#### What you have to do
Every record below should be printed exactly as it appears.

Data records:
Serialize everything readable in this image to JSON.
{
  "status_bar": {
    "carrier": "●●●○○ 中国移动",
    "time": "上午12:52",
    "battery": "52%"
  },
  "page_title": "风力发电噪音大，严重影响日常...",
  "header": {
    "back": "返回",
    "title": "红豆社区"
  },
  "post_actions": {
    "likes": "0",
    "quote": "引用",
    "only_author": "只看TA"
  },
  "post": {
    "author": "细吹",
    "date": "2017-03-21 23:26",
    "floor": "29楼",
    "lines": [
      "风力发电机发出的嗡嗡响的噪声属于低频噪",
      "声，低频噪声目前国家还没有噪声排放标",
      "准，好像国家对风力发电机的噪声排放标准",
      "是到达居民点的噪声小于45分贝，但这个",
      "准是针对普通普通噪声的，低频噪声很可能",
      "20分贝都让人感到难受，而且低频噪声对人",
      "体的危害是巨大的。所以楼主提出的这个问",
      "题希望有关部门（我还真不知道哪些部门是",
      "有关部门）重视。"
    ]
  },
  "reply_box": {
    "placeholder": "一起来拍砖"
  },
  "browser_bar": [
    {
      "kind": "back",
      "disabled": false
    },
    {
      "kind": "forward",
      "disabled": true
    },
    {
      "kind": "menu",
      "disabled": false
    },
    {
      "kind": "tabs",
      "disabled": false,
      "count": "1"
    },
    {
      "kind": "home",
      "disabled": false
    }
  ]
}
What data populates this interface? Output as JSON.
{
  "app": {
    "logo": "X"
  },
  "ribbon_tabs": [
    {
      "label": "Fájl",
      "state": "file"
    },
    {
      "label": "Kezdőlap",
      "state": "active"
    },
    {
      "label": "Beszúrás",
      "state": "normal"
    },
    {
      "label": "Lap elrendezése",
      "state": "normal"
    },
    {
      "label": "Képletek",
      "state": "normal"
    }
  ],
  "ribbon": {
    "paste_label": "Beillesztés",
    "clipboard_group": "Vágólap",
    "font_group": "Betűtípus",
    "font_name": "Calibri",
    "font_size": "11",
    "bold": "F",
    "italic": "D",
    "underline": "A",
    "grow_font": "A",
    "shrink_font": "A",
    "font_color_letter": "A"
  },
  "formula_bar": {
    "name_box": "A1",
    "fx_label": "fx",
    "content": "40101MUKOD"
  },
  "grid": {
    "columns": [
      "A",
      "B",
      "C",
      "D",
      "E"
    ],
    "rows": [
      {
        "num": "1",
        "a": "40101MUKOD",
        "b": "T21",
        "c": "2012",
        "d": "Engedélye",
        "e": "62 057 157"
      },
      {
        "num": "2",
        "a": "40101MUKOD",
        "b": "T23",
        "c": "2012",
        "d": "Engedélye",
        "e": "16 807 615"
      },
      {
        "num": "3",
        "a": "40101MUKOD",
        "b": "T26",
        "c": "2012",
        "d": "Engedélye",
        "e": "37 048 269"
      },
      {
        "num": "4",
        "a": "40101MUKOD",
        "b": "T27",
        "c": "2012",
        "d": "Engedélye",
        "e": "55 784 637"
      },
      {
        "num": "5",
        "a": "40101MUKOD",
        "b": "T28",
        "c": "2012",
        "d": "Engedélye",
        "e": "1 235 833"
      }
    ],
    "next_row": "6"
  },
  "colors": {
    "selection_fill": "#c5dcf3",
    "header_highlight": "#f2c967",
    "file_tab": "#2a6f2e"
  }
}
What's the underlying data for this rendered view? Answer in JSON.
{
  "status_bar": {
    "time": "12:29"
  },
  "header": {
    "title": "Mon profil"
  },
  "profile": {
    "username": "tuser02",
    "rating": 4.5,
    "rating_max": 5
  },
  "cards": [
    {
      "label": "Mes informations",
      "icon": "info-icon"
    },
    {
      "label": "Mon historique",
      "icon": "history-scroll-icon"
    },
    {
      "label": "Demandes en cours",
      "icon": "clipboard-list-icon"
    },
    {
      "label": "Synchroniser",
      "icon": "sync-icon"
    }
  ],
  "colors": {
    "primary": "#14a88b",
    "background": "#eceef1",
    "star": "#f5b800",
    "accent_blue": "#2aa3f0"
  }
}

#### In response
Serialize everything readable in this image to JSON.
{
  "status_bar": {
    "carrier": "●●●○○ 中国移动",
    "time": "上午12:52",
    "battery": "52%"
  },
  "page_title": "风力发电噪音大，严重影响日常...",
  "header": {
    "back": "返回",
    "title": "红豆社区"
  },
  "post_actions": {
    "likes": "0",
    "quote": "引用",
    "only_author": "只看TA"
  },
  "post": {
    "author": "细吹",
    "date": "2017-03-21 23:26",
    "floor": "29楼",
    "lines": [
      "风力发电机发出的嗡嗡响的噪声属于低频噪",
      "声，低频噪声目前国家还没有噪声排放标",
      "准，好像国家对风力发电机的噪声排放标准",
      "是到达居民点的噪声小于45分贝，但这个",
      "准是针对普通普通噪声的，低频噪声很可能",
      "20分贝都让人感到难受，而且低频噪声对人",
      "体的危害是巨大的。所以楼主提出的这个问",
      "题希望有关部门（我还真不知道哪些部门是",
      "有关部门）重视。"
    ]
  },
  "reply_box": {
    "placeholder": "一起来拍砖"
  },
  "browser_bar": [
    {
      "kind": "back",
      "disabled": false
    },
    {
      "kind": "forward",
      "disabled": true
    },
    {
      "kind": "menu",
      "disabled": false
    },
    {
      "kind": "tabs",
      "disabled": false,
      "count": "1"
    },
    {
      "kind": "home",
      "disabled": false
    }
  ]
}
What data populates this interface? Output as JSON.
{
  "app": {
    "logo": "X"
  },
  "ribbon_tabs": [
    {
      "label": "Fájl",
      "state": "file"
    },
    {
      "label": "Kezdőlap",
      "state": "active"
    },
    {
      "label": "Beszúrás",
      "state": "normal"
    },
    {
      "label": "Lap elrendezése",
      "state": "normal"
    },
    {
      "label": "Képletek",
      "state": "normal"
    }
  ],
  "ribbon": {
    "paste_label": "Beillesztés",
    "clipboard_group": "Vágólap",
    "font_group": "Betűtípus",
    "font_name": "Calibri",
    "font_size": "11",
    "bold": "F",
    "italic": "D",
    "underline": "A",
    "grow_font": "A",
    "shrink_font": "A",
    "font_color_letter": "A"
  },
  "formula_bar": {
    "name_box": "A1",
    "fx_label": "fx",
    "content": "40101MUKOD"
  },
  "grid": {
    "columns": [
      "A",
      "B",
      "C",
      "D",
      "E"
    ],
    "rows": [
      {
        "num": "1",
        "a": "40101MUKOD",
        "b": "T21",
        "c": "2012",
        "d": "Engedélye",
        "e": "62 057 157"
      },
      {
        "num": "2",
        "a": "40101MUKOD",
        "b": "T23",
        "c": "2012",
        "d": "Engedélye",
        "e": "16 807 615"
      },
      {
        "num": "3",
        "a": "40101MUKOD",
        "b": "T26",
        "c": "2012",
        "d": "Engedélye",
        "e": "37 048 269"
      },
      {
        "num": "4",
        "a": "40101MUKOD",
        "b": "T27",
        "c": "2012",
        "d": "Engedélye",
        "e": "55 784 637"
      },
      {
        "num": "5",
        "a": "40101MUKOD",
        "b": "T28",
        "c": "2012",
        "d": "Engedélye",
        "e": "1 235 833"
      }
    ],
    "next_row": "6"
  },
  "colors": {
    "selection_fill": "#c5dcf3",
    "header_highlight": "#f2c967",
    "file_tab": "#2a6f2e"
  }
}
What's the underlying data for this rendered view? Answer in JSON.
{
  "status_bar": {
    "time": "12:29"
  },
  "header": {
    "title": "Mon profil"
  },
  "profile": {
    "username": "tuser02",
    "rating": 4.5,
    "rating_max": 5
  },
  "cards": [
    {
      "label": "Mes informations",
      "icon": "info-icon"
    },
    {
      "label": "Mon historique",
      "icon": "history-scroll-icon"
    },
    {
      "label": "Demandes en cours",
      "icon": "clipboard-list-icon"
    },
    {
      "label": "Synchroniser",
      "icon": "sync-icon"
    }
  ],
  "colors": {
    "primary": "#14a88b",
    "background": "#eceef1",
    "star": "#f5b800",
    "accent_blue": "#2aa3f0"
  }
}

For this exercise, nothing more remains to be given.